WHAT TO WORK ON =
Repeat every line of the data exactly, but not the pictures.
----- MATERIAL FOR THIS TASK -----
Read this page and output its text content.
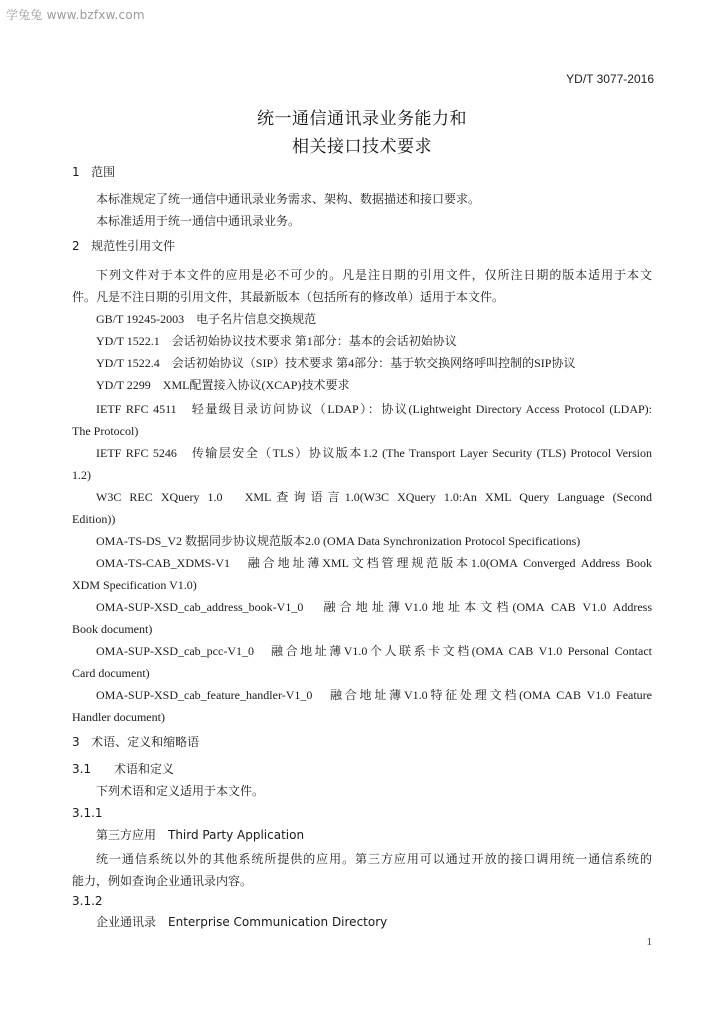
学兔兔 www.bzfxw.com
YD/T 3077-2016
统一通信通讯录业务能力和
相关接口技术要求
1 范围
本标准规定了统一通信中通讯录业务需求、架构、数据描述和接口要求。
本标准适用于统一通信中通讯录业务。
2 规范性引用文件
下列文件对于本文件的应用是必不可少的。凡是注日期的引用文件，仅所注日期的版本适用于本文
件。凡是不注日期的引用文件，其最新版本（包括所有的修改单）适用于本文件。
GB/T 19245-2003　电子名片信息交换规范
YD/T 1522.1　会话初始协议技术要求 第1部分：基本的会话初始协议
YD/T 1522.4　会话初始协议（SIP）技术要求 第4部分：基于软交换网络呼叫控制的SIP协议
YD/T 2299　XML配置接入协议(XCAP)技术要求
IETF RFC 4511　轻量级目录访问协议（LDAP）：协议(Lightweight Directory Access Protocol (LDAP):
The Protocol)
IETF RFC 5246　传输层安全（TLS）协议版本1.2 (The Transport Layer Security (TLS) Protocol Version
1.2)
W3C REC XQuery 1.0　XML查询语言1.0(W3C XQuery 1.0:An XML Query Language (Second
Edition))
OMA-TS-DS_V2 数据同步协议规范版本2.0 (OMA Data Synchronization Protocol Specifications)
OMA-TS-CAB_XDMS-V1　融合地址薄XML文档管理规范版本1.0(OMA Converged Address Book
XDM Specification V1.0)
OMA-SUP-XSD_cab_address_book-V1_0　融合地址薄V1.0地址本文档(OMA CAB V1.0 Address
Book document)
OMA-SUP-XSD_cab_pcc-V1_0　融合地址薄V1.0个人联系卡文档(OMA CAB V1.0 Personal Contact
Card document)
OMA-SUP-XSD_cab_feature_handler-V1_0　融合地址薄V1.0特征处理文档(OMA CAB V1.0 Feature
Handler document)
3 术语、定义和缩略语
3.1 术语和定义
下列术语和定义适用于本文件。
3.1.1
第三方应用　Third Party Application
统一通信系统以外的其他系统所提供的应用。第三方应用可以通过开放的接口调用统一通信系统的
能力，例如查询企业通讯录内容。
3.1.2
企业通讯录　Enterprise Communication Directory
1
-----
OUTPUT BELOW =
Read this page and output its text content.
学兔兔 www.bzfxw.com
YD/T 3077-2016
统一通信通讯录业务能力和
相关接口技术要求
1 范围
本标准规定了统一通信中通讯录业务需求、架构、数据描述和接口要求。
本标准适用于统一通信中通讯录业务。
2 规范性引用文件
下列文件对于本文件的应用是必不可少的。凡是注日期的引用文件，仅所注日期的版本适用于本文
件。凡是不注日期的引用文件，其最新版本（包括所有的修改单）适用于本文件。
GB/T 19245-2003　电子名片信息交换规范
YD/T 1522.1　会话初始协议技术要求 第1部分：基本的会话初始协议
YD/T 1522.4　会话初始协议（SIP）技术要求 第4部分：基于软交换网络呼叫控制的SIP协议
YD/T 2299　XML配置接入协议(XCAP)技术要求
IETF RFC 4511　轻量级目录访问协议（LDAP）：协议(Lightweight Directory Access Protocol (LDAP):
The Protocol)
IETF RFC 5246　传输层安全（TLS）协议版本1.2 (The Transport Layer Security (TLS) Protocol Version
1.2)
W3C REC XQuery 1.0　XML查询语言1.0(W3C XQuery 1.0:An XML Query Language (Second
Edition))
OMA-TS-DS_V2 数据同步协议规范版本2.0 (OMA Data Synchronization Protocol Specifications)
OMA-TS-CAB_XDMS-V1　融合地址薄XML文档管理规范版本1.0(OMA Converged Address Book
XDM Specification V1.0)
OMA-SUP-XSD_cab_address_book-V1_0　融合地址薄V1.0地址本文档(OMA CAB V1.0 Address
Book document)
OMA-SUP-XSD_cab_pcc-V1_0　融合地址薄V1.0个人联系卡文档(OMA CAB V1.0 Personal Contact
Card document)
OMA-SUP-XSD_cab_feature_handler-V1_0　融合地址薄V1.0特征处理文档(OMA CAB V1.0 Feature
Handler document)
3 术语、定义和缩略语
3.1 术语和定义
下列术语和定义适用于本文件。
3.1.1
第三方应用　Third Party Application
统一通信系统以外的其他系统所提供的应用。第三方应用可以通过开放的接口调用统一通信系统的
能力，例如查询企业通讯录内容。
3.1.2
企业通讯录　Enterprise Communication Directory
1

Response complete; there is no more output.